_What the exercise asks_
Here are some records; return them all exactly.

_Extracted records_
•••••

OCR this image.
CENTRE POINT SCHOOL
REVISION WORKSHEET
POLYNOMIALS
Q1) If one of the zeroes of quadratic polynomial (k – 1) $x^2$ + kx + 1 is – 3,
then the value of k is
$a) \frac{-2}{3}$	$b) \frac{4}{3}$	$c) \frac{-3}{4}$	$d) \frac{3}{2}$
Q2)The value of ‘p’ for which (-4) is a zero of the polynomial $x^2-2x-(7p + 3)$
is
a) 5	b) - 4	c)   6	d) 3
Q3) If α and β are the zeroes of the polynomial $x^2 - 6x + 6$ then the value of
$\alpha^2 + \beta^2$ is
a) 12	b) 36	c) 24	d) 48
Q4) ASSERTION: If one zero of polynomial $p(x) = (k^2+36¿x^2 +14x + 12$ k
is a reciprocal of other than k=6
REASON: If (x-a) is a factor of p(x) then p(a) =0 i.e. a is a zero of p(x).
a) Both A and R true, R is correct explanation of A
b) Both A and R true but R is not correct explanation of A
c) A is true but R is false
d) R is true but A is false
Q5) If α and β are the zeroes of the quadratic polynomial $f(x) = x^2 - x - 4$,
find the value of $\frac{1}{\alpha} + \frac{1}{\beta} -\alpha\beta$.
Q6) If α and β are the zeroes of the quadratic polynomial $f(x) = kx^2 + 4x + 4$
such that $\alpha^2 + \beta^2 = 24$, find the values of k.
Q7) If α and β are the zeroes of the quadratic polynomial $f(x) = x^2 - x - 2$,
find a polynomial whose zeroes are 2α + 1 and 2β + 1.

•••••

_Completed exercise_
OCR this image.
CENTRE POINT SCHOOL
REVISION WORKSHEET
POLYNOMIALS
Q1) If one of the zeroes of quadratic polynomial (k – 1) $x^2$ + kx + 1 is – 3,
then the value of k is
$a) \frac{-2}{3}$	$b) \frac{4}{3}$	$c) \frac{-3}{4}$	$d) \frac{3}{2}$
Q2)The value of ‘p’ for which (-4) is a zero of the polynomial $x^2-2x-(7p + 3)$
is
a) 5	b) - 4	c)   6	d) 3
Q3) If α and β are the zeroes of the polynomial $x^2 - 6x + 6$ then the value of
$\alpha^2 + \beta^2$ is
a) 12	b) 36	c) 24	d) 48
Q4) ASSERTION: If one zero of polynomial $p(x) = (k^2+36¿x^2 +14x + 12$ k
is a reciprocal of other than k=6
REASON: If (x-a) is a factor of p(x) then p(a) =0 i.e. a is a zero of p(x).
a) Both A and R true, R is correct explanation of A
b) Both A and R true but R is not correct explanation of A
c) A is true but R is false
d) R is true but A is false
Q5) If α and β are the zeroes of the quadratic polynomial $f(x) = x^2 - x - 4$,
find the value of $\frac{1}{\alpha} + \frac{1}{\beta} -\alpha\beta$.
Q6) If α and β are the zeroes of the quadratic polynomial $f(x) = kx^2 + 4x + 4$
such that $\alpha^2 + \beta^2 = 24$, find the values of k.
Q7) If α and β are the zeroes of the quadratic polynomial $f(x) = x^2 - x - 2$,
find a polynomial whose zeroes are 2α + 1 and 2β + 1.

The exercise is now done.